## What this task involves
From the entries below, gather every line containing the string "period".

[Collected data entries]
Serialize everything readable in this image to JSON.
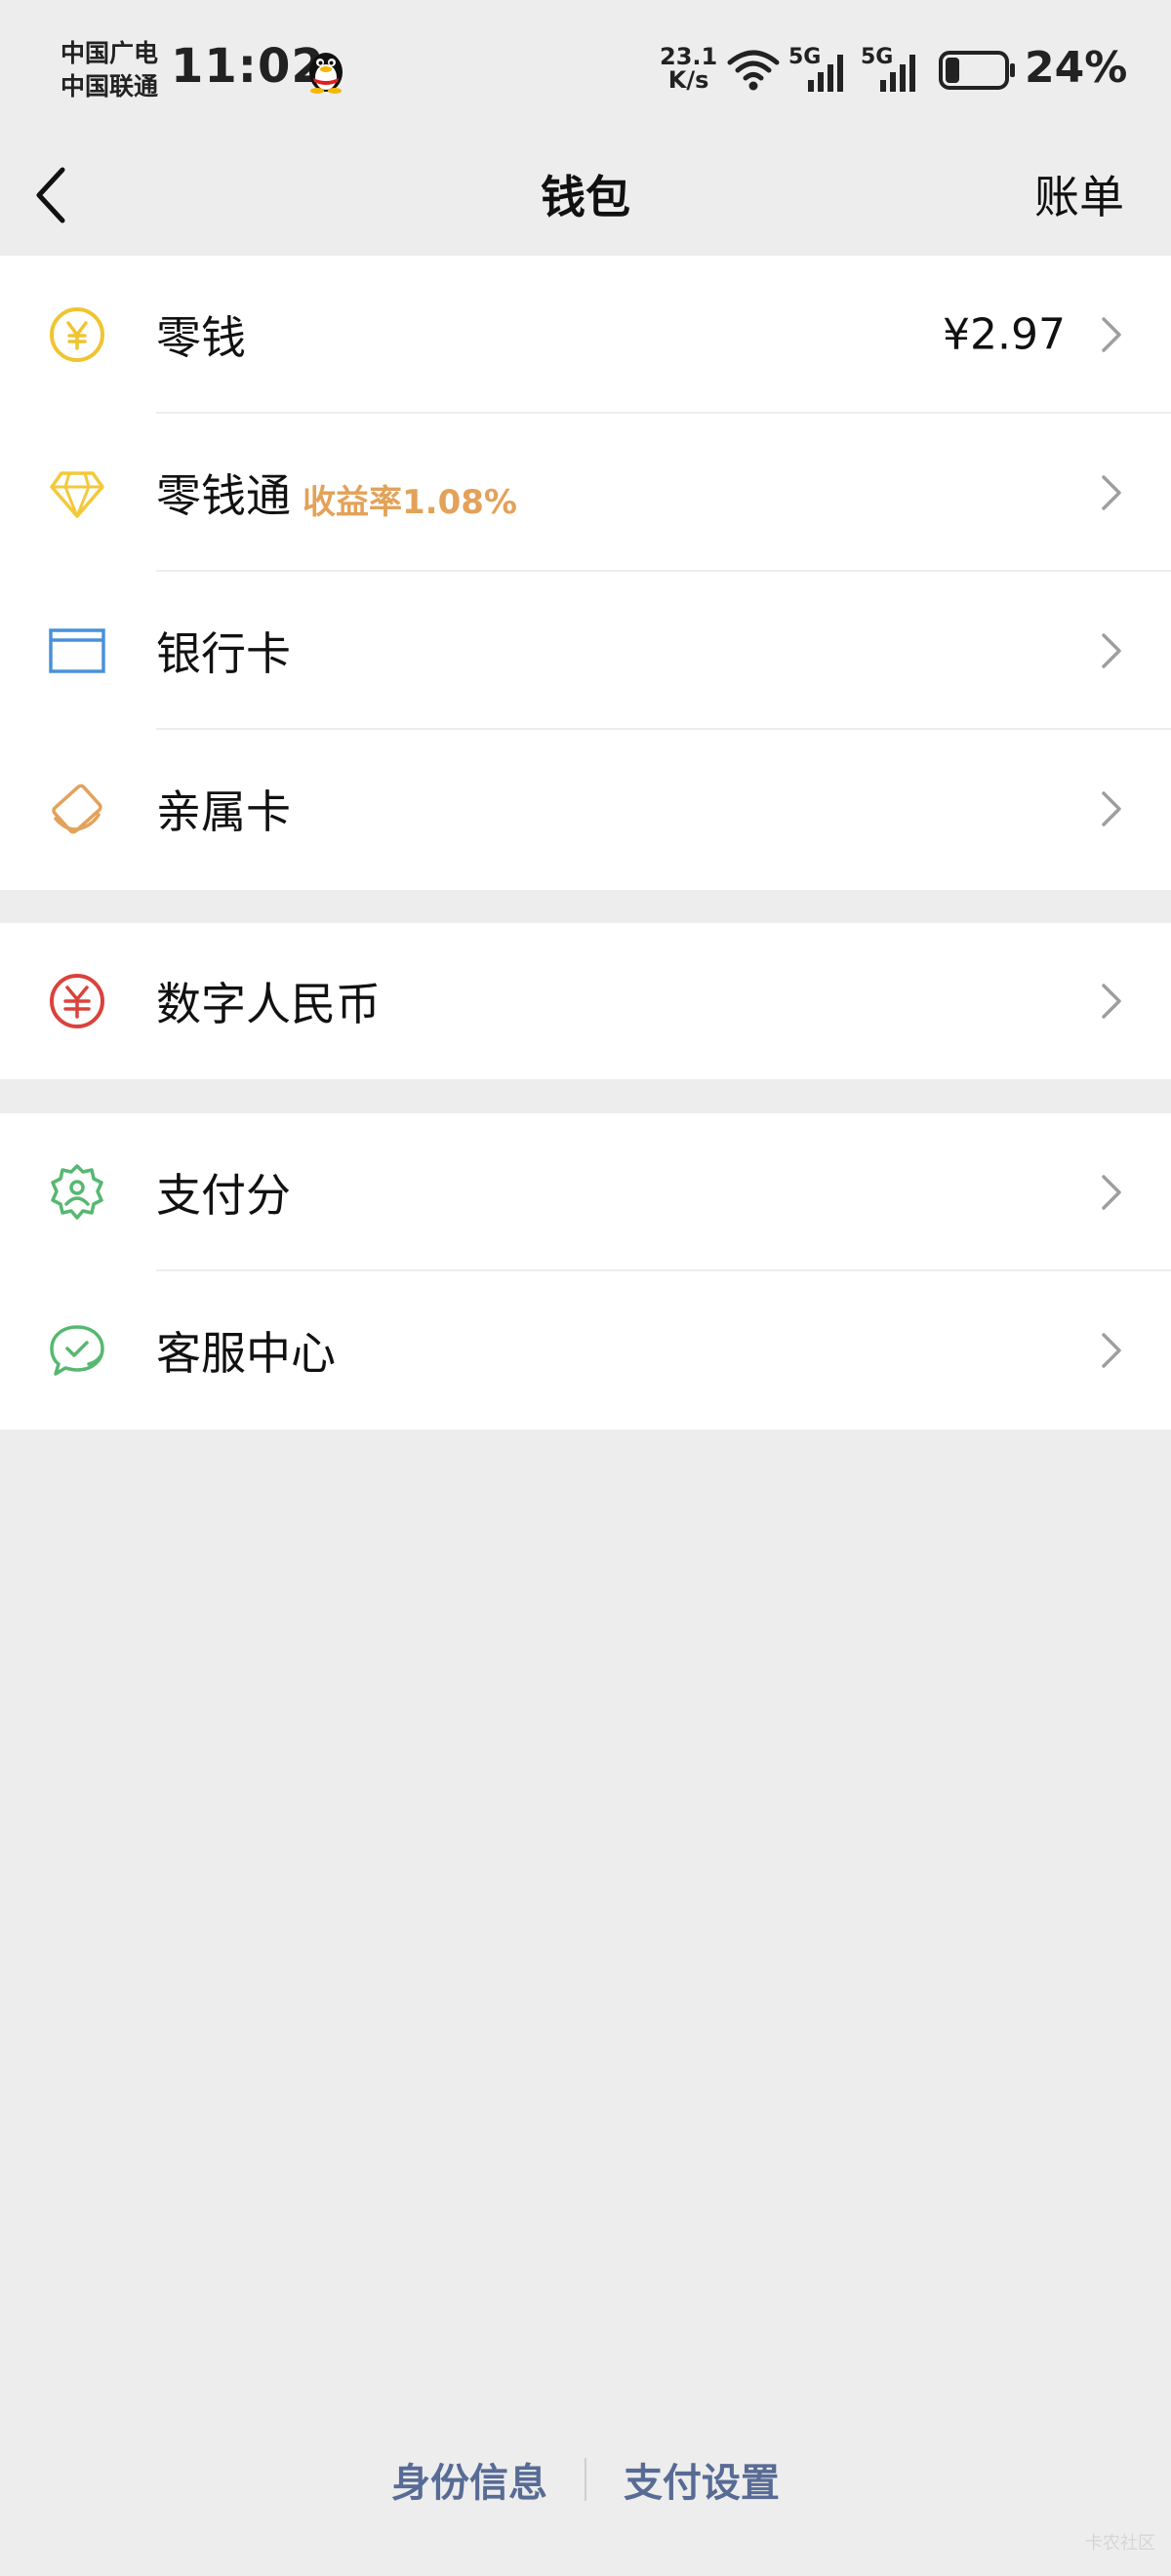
{
  "status_bar": {
    "carrier_1": "中国广电",
    "carrier_2": "中国联通",
    "time": "11:02",
    "net_speed_value": "23.1",
    "net_speed_unit": "K/s",
    "signal_1_label": "5G",
    "signal_2_label": "5G",
    "battery_percent": "24%",
    "battery_level": 0.24
  },
  "nav": {
    "title": "钱包",
    "right_action": "账单"
  },
  "groups": [
    {
      "items": [
        {
          "label": "零钱",
          "value": "¥2.97",
          "icon": "yuan-coin-icon",
          "color": "#F0C431"
        },
        {
          "label": "零钱通",
          "tag": "收益率1.08%",
          "icon": "diamond-icon",
          "color": "#F3C93B"
        },
        {
          "label": "银行卡",
          "icon": "bank-card-icon",
          "color": "#4A90D9"
        },
        {
          "label": "亲属卡",
          "icon": "family-card-icon",
          "color": "#E3A259"
        }
      ]
    },
    {
      "items": [
        {
          "label": "数字人民币",
          "icon": "digital-rmb-icon",
          "color": "#D9433C"
        }
      ]
    },
    {
      "items": [
        {
          "label": "支付分",
          "icon": "pay-score-icon",
          "color": "#56B870"
        },
        {
          "label": "客服中心",
          "icon": "customer-service-icon",
          "color": "#56B870"
        }
      ]
    }
  ],
  "footer": {
    "link_1": "身份信息",
    "link_2": "支付设置"
  },
  "watermark": "卡农社区",
  "colors": {
    "background": "#EDEDED",
    "accent_link": "#576B95",
    "rate_tag": "#E3A259"
  }
}
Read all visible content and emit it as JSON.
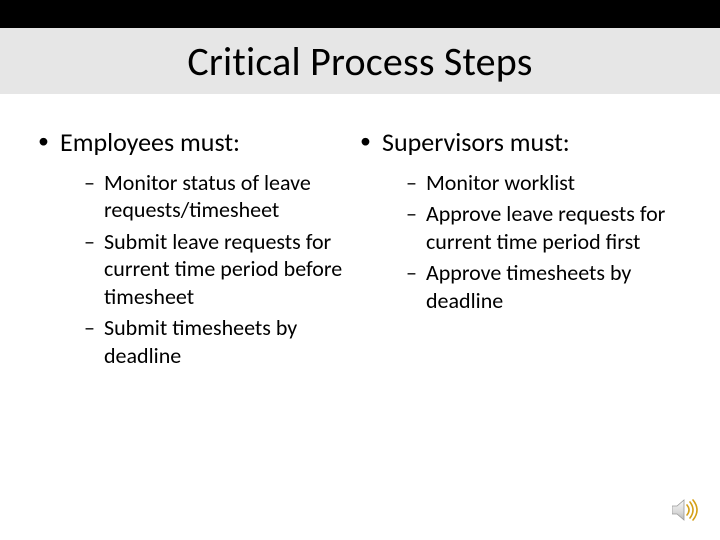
{
  "title": "Critical Process Steps",
  "left": {
    "heading": "Employees must:",
    "items": [
      "Monitor status of leave requests/timesheet",
      "Submit leave requests for current time period before timesheet",
      "Submit timesheets by deadline"
    ]
  },
  "right": {
    "heading": "Supervisors must:",
    "items": [
      "Monitor worklist",
      "Approve leave requests for current time period first",
      "Approve timesheets by deadline"
    ]
  }
}
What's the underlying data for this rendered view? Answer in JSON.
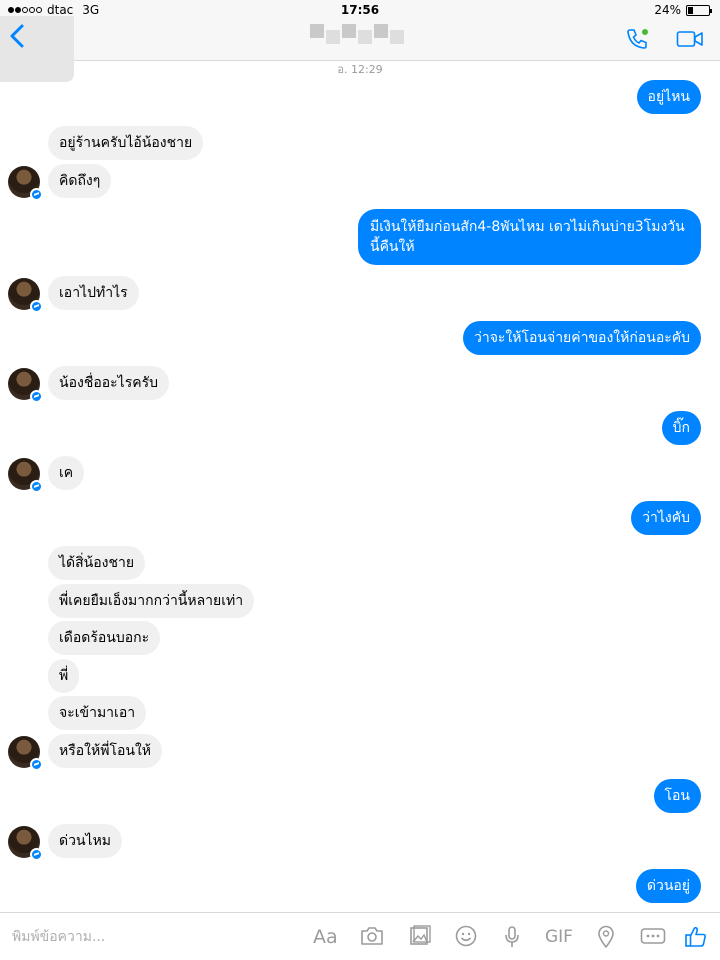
{
  "status": {
    "carrier": "dtac",
    "network": "3G",
    "time": "17:56",
    "battery": "24%",
    "battery_level": 0.24
  },
  "nav": {
    "back_icon": "chevron-left-icon",
    "call_icon": "phone-icon",
    "video_icon": "video-camera-icon"
  },
  "conversation": {
    "timestamp": "อ. 12:29",
    "messages": [
      {
        "dir": "out",
        "text": "อยู่ไหน"
      },
      {
        "dir": "in",
        "text": "อยู่ร้านครับไอ้น้องชาย"
      },
      {
        "dir": "in",
        "text": "คิดถึงๆ"
      },
      {
        "dir": "out",
        "text": "มีเงินให้ยืมก่อนสัก4-8พันไหม เดวไม่เกินบ่าย3โมงวันนี้คืนให้"
      },
      {
        "dir": "in",
        "text": "เอาไปทำไร"
      },
      {
        "dir": "out",
        "text": "ว่าจะให้โอนจ่ายค่าของให้ก่อนอะคับ"
      },
      {
        "dir": "in",
        "text": "น้องชื่ออะไรครับ"
      },
      {
        "dir": "out",
        "text": "บิ๊ก"
      },
      {
        "dir": "in",
        "text": "เค"
      },
      {
        "dir": "out",
        "text": "ว่าไงคับ"
      },
      {
        "dir": "in",
        "text": "ได้สิ่น้องชาย"
      },
      {
        "dir": "in",
        "text": "พี่เคยยืมเอ็งมากกว่านี้หลายเท่า"
      },
      {
        "dir": "in",
        "text": "เดือดร้อนบอกะ"
      },
      {
        "dir": "in",
        "text": "พี่"
      },
      {
        "dir": "in",
        "text": "จะเข้ามาเอา"
      },
      {
        "dir": "in",
        "text": "หรือให้พี่โอนให้"
      },
      {
        "dir": "out",
        "text": "โอน"
      },
      {
        "dir": "in",
        "text": "ด่วนไหม"
      },
      {
        "dir": "out",
        "text": "ด่วนอยู่"
      }
    ]
  },
  "composer": {
    "placeholder": "พิมพ์ข้อความ...",
    "aa_label": "Aa",
    "gif_label": "GIF",
    "camera_icon": "camera-icon",
    "gallery_icon": "photo-gallery-icon",
    "emoji_icon": "emoji-icon",
    "mic_icon": "microphone-icon",
    "location_icon": "location-pin-icon",
    "more_icon": "more-icon",
    "like_icon": "thumbs-up-icon"
  },
  "colors": {
    "outgoing": "#0084ff",
    "incoming": "#f1f0f0",
    "accent": "#0084ff",
    "online": "#44bb33"
  }
}
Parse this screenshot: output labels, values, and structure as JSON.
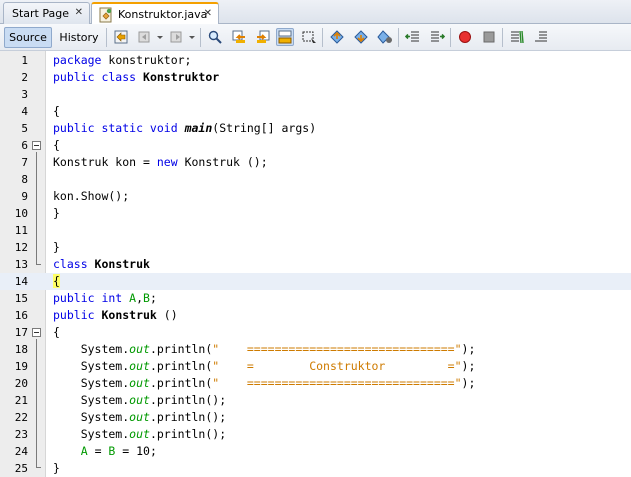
{
  "tabs": [
    {
      "label": "Start Page",
      "active": false
    },
    {
      "label": "Konstruktor.java",
      "active": true
    }
  ],
  "toolbar": {
    "source_label": "Source",
    "history_label": "History"
  },
  "editor": {
    "current_line": 14,
    "lines": [
      {
        "n": "1",
        "segs": [
          {
            "t": "package",
            "c": "kw"
          },
          {
            "t": " konstruktor;",
            "c": ""
          }
        ]
      },
      {
        "n": "2",
        "segs": [
          {
            "t": "public class ",
            "c": "kw"
          },
          {
            "t": "Konstruktor",
            "c": "bold"
          }
        ]
      },
      {
        "n": "3",
        "segs": []
      },
      {
        "n": "4",
        "segs": [
          {
            "t": "{",
            "c": ""
          }
        ]
      },
      {
        "n": "5",
        "segs": [
          {
            "t": "public static void ",
            "c": "kw"
          },
          {
            "t": "main",
            "c": "bi"
          },
          {
            "t": "(String[] args)",
            "c": ""
          }
        ]
      },
      {
        "n": "6",
        "segs": [
          {
            "t": "{",
            "c": ""
          }
        ]
      },
      {
        "n": "7",
        "segs": [
          {
            "t": "Konstruk kon = ",
            "c": ""
          },
          {
            "t": "new",
            "c": "kw"
          },
          {
            "t": " Konstruk ();",
            "c": ""
          }
        ]
      },
      {
        "n": "8",
        "segs": []
      },
      {
        "n": "9",
        "segs": [
          {
            "t": "kon.Show();",
            "c": ""
          }
        ]
      },
      {
        "n": "10",
        "segs": [
          {
            "t": "}",
            "c": ""
          }
        ]
      },
      {
        "n": "11",
        "segs": []
      },
      {
        "n": "12",
        "segs": [
          {
            "t": "}",
            "c": ""
          }
        ]
      },
      {
        "n": "13",
        "segs": [
          {
            "t": "class ",
            "c": "kw"
          },
          {
            "t": "Konstruk",
            "c": "bold"
          }
        ]
      },
      {
        "n": "14",
        "segs": [
          {
            "t": "{",
            "c": "brace-hl"
          }
        ]
      },
      {
        "n": "15",
        "segs": [
          {
            "t": "public int ",
            "c": "kw"
          },
          {
            "t": "A",
            "c": "green"
          },
          {
            "t": ",",
            "c": ""
          },
          {
            "t": "B",
            "c": "green"
          },
          {
            "t": ";",
            "c": ""
          }
        ]
      },
      {
        "n": "16",
        "segs": [
          {
            "t": "public ",
            "c": "kw"
          },
          {
            "t": "Konstruk",
            "c": "bold"
          },
          {
            "t": " ()",
            "c": ""
          }
        ]
      },
      {
        "n": "17",
        "segs": [
          {
            "t": "{",
            "c": ""
          }
        ]
      },
      {
        "n": "18",
        "segs": [
          {
            "t": "    System.",
            "c": ""
          },
          {
            "t": "out",
            "c": "field"
          },
          {
            "t": ".println(",
            "c": ""
          },
          {
            "t": "\"    ==============================\"",
            "c": "str"
          },
          {
            "t": ");",
            "c": ""
          }
        ]
      },
      {
        "n": "19",
        "segs": [
          {
            "t": "    System.",
            "c": ""
          },
          {
            "t": "out",
            "c": "field"
          },
          {
            "t": ".println(",
            "c": ""
          },
          {
            "t": "\"    =        Construktor         =\"",
            "c": "str"
          },
          {
            "t": ");",
            "c": ""
          }
        ]
      },
      {
        "n": "20",
        "segs": [
          {
            "t": "    System.",
            "c": ""
          },
          {
            "t": "out",
            "c": "field"
          },
          {
            "t": ".println(",
            "c": ""
          },
          {
            "t": "\"    ==============================\"",
            "c": "str"
          },
          {
            "t": ");",
            "c": ""
          }
        ]
      },
      {
        "n": "21",
        "segs": [
          {
            "t": "    System.",
            "c": ""
          },
          {
            "t": "out",
            "c": "field"
          },
          {
            "t": ".println();",
            "c": ""
          }
        ]
      },
      {
        "n": "22",
        "segs": [
          {
            "t": "    System.",
            "c": ""
          },
          {
            "t": "out",
            "c": "field"
          },
          {
            "t": ".println();",
            "c": ""
          }
        ]
      },
      {
        "n": "23",
        "segs": [
          {
            "t": "    System.",
            "c": ""
          },
          {
            "t": "out",
            "c": "field"
          },
          {
            "t": ".println();",
            "c": ""
          }
        ]
      },
      {
        "n": "24",
        "segs": [
          {
            "t": "    ",
            "c": ""
          },
          {
            "t": "A",
            "c": "green"
          },
          {
            "t": " = ",
            "c": ""
          },
          {
            "t": "B",
            "c": "green"
          },
          {
            "t": " = 10;",
            "c": ""
          }
        ]
      },
      {
        "n": "25",
        "segs": [
          {
            "t": "}",
            "c": ""
          }
        ]
      }
    ]
  }
}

## Answer to the exercise
      "Submit leave requests for current time period before timesheet",
      "Approve leave requests for current time period first",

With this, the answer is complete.